> _THE TASK_: Output the material below in its entirety, exactly as given.

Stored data
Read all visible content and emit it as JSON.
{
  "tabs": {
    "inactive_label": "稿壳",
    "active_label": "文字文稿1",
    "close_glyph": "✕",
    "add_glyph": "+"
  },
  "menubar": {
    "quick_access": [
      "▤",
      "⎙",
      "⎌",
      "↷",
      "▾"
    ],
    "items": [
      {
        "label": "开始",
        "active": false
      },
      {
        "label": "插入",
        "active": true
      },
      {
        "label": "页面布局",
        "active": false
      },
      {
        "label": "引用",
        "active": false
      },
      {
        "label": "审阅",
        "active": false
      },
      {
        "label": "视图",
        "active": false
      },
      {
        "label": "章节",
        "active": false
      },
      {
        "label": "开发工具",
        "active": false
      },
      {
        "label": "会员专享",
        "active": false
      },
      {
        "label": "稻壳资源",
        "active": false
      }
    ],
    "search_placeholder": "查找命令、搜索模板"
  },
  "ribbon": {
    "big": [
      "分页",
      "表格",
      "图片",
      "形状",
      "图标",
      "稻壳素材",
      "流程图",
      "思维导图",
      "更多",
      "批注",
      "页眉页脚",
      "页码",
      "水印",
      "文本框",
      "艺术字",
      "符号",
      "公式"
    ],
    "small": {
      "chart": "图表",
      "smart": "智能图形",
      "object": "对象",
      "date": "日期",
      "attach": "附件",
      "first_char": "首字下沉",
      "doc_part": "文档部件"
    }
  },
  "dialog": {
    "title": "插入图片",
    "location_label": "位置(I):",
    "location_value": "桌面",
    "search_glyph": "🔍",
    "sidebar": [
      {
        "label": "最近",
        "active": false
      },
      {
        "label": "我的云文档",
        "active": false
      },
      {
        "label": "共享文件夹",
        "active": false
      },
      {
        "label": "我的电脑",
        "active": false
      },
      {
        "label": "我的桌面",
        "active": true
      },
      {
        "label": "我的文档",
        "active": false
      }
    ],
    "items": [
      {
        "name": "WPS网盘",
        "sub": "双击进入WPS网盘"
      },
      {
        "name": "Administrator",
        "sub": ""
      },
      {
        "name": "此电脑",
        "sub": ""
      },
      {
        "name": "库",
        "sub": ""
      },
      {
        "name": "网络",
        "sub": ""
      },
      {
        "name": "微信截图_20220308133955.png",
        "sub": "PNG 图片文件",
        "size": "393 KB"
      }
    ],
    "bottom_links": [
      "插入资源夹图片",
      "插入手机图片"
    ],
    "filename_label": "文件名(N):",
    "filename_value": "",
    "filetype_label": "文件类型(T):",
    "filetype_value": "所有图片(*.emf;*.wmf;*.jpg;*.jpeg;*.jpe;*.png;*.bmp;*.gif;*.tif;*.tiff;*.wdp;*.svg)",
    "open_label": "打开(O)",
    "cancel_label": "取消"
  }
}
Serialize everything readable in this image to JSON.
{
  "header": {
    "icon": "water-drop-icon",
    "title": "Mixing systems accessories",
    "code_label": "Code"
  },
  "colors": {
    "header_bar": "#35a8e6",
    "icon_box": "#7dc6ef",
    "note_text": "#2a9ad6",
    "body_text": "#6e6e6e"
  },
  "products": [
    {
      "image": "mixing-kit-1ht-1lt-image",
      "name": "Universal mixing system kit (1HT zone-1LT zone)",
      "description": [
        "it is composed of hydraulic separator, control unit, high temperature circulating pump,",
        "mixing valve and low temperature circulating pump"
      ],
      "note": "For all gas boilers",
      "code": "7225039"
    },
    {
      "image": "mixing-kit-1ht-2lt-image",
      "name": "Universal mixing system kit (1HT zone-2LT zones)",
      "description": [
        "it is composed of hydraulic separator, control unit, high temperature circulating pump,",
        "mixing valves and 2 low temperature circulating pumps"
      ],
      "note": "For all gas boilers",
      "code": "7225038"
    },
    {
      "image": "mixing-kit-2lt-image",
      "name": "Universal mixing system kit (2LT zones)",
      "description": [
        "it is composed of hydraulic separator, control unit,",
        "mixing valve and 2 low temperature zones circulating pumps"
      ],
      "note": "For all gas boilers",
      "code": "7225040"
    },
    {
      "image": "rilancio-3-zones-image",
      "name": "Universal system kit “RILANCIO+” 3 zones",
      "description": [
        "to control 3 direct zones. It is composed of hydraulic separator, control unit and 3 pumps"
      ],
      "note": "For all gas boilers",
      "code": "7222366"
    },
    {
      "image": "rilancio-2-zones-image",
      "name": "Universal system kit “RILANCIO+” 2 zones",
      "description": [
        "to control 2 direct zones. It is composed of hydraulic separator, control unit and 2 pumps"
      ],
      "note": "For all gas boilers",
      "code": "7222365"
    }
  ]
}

> _SOLUTION TO THE PROBLEM_:
Read all visible content and emit it as JSON.
{
  "tabs": {
    "inactive_label": "稿壳",
    "active_label": "文字文稿1",
    "close_glyph": "✕",
    "add_glyph": "+"
  },
  "menubar": {
    "quick_access": [
      "▤",
      "⎙",
      "⎌",
      "↷",
      "▾"
    ],
    "items": [
      {
        "label": "开始",
        "active": false
      },
      {
        "label": "插入",
        "active": true
      },
      {
        "label": "页面布局",
        "active": false
      },
      {
        "label": "引用",
        "active": false
      },
      {
        "label": "审阅",
        "active": false
      },
      {
        "label": "视图",
        "active": false
      },
      {
        "label": "章节",
        "active": false
      },
      {
        "label": "开发工具",
        "active": false
      },
      {
        "label": "会员专享",
        "active": false
      },
      {
        "label": "稻壳资源",
        "active": false
      }
    ],
    "search_placeholder": "查找命令、搜索模板"
  },
  "ribbon": {
    "big": [
      "分页",
      "表格",
      "图片",
      "形状",
      "图标",
      "稻壳素材",
      "流程图",
      "思维导图",
      "更多",
      "批注",
      "页眉页脚",
      "页码",
      "水印",
      "文本框",
      "艺术字",
      "符号",
      "公式"
    ],
    "small": {
      "chart": "图表",
      "smart": "智能图形",
      "object": "对象",
      "date": "日期",
      "attach": "附件",
      "first_char": "首字下沉",
      "doc_part": "文档部件"
    }
  },
  "dialog": {
    "title": "插入图片",
    "location_label": "位置(I):",
    "location_value": "桌面",
    "search_glyph": "🔍",
    "sidebar": [
      {
        "label": "最近",
        "active": false
      },
      {
        "label": "我的云文档",
        "active": false
      },
      {
        "label": "共享文件夹",
        "active": false
      },
      {
        "label": "我的电脑",
        "active": false
      },
      {
        "label": "我的桌面",
        "active": true
      },
      {
        "label": "我的文档",
        "active": false
      }
    ],
    "items": [
      {
        "name": "WPS网盘",
        "sub": "双击进入WPS网盘"
      },
      {
        "name": "Administrator",
        "sub": ""
      },
      {
        "name": "此电脑",
        "sub": ""
      },
      {
        "name": "库",
        "sub": ""
      },
      {
        "name": "网络",
        "sub": ""
      },
      {
        "name": "微信截图_20220308133955.png",
        "sub": "PNG 图片文件",
        "size": "393 KB"
      }
    ],
    "bottom_links": [
      "插入资源夹图片",
      "插入手机图片"
    ],
    "filename_label": "文件名(N):",
    "filename_value": "",
    "filetype_label": "文件类型(T):",
    "filetype_value": "所有图片(*.emf;*.wmf;*.jpg;*.jpeg;*.jpe;*.png;*.bmp;*.gif;*.tif;*.tiff;*.wdp;*.svg)",
    "open_label": "打开(O)",
    "cancel_label": "取消"
  }
}
Serialize everything readable in this image to JSON.
{
  "header": {
    "icon": "water-drop-icon",
    "title": "Mixing systems accessories",
    "code_label": "Code"
  },
  "colors": {
    "header_bar": "#35a8e6",
    "icon_box": "#7dc6ef",
    "note_text": "#2a9ad6",
    "body_text": "#6e6e6e"
  },
  "products": [
    {
      "image": "mixing-kit-1ht-1lt-image",
      "name": "Universal mixing system kit (1HT zone-1LT zone)",
      "description": [
        "it is composed of hydraulic separator, control unit, high temperature circulating pump,",
        "mixing valve and low temperature circulating pump"
      ],
      "note": "For all gas boilers",
      "code": "7225039"
    },
    {
      "image": "mixing-kit-1ht-2lt-image",
      "name": "Universal mixing system kit (1HT zone-2LT zones)",
      "description": [
        "it is composed of hydraulic separator, control unit, high temperature circulating pump,",
        "mixing valves and 2 low temperature circulating pumps"
      ],
      "note": "For all gas boilers",
      "code": "7225038"
    },
    {
      "image": "mixing-kit-2lt-image",
      "name": "Universal mixing system kit (2LT zones)",
      "description": [
        "it is composed of hydraulic separator, control unit,",
        "mixing valve and 2 low temperature zones circulating pumps"
      ],
      "note": "For all gas boilers",
      "code": "7225040"
    },
    {
      "image": "rilancio-3-zones-image",
      "name": "Universal system kit “RILANCIO+” 3 zones",
      "description": [
        "to control 3 direct zones. It is composed of hydraulic separator, control unit and 3 pumps"
      ],
      "note": "For all gas boilers",
      "code": "7222366"
    },
    {
      "image": "rilancio-2-zones-image",
      "name": "Universal system kit “RILANCIO+” 2 zones",
      "description": [
        "to control 2 direct zones. It is composed of hydraulic separator, control unit and 2 pumps"
      ],
      "note": "For all gas boilers",
      "code": "7222365"
    }
  ]
}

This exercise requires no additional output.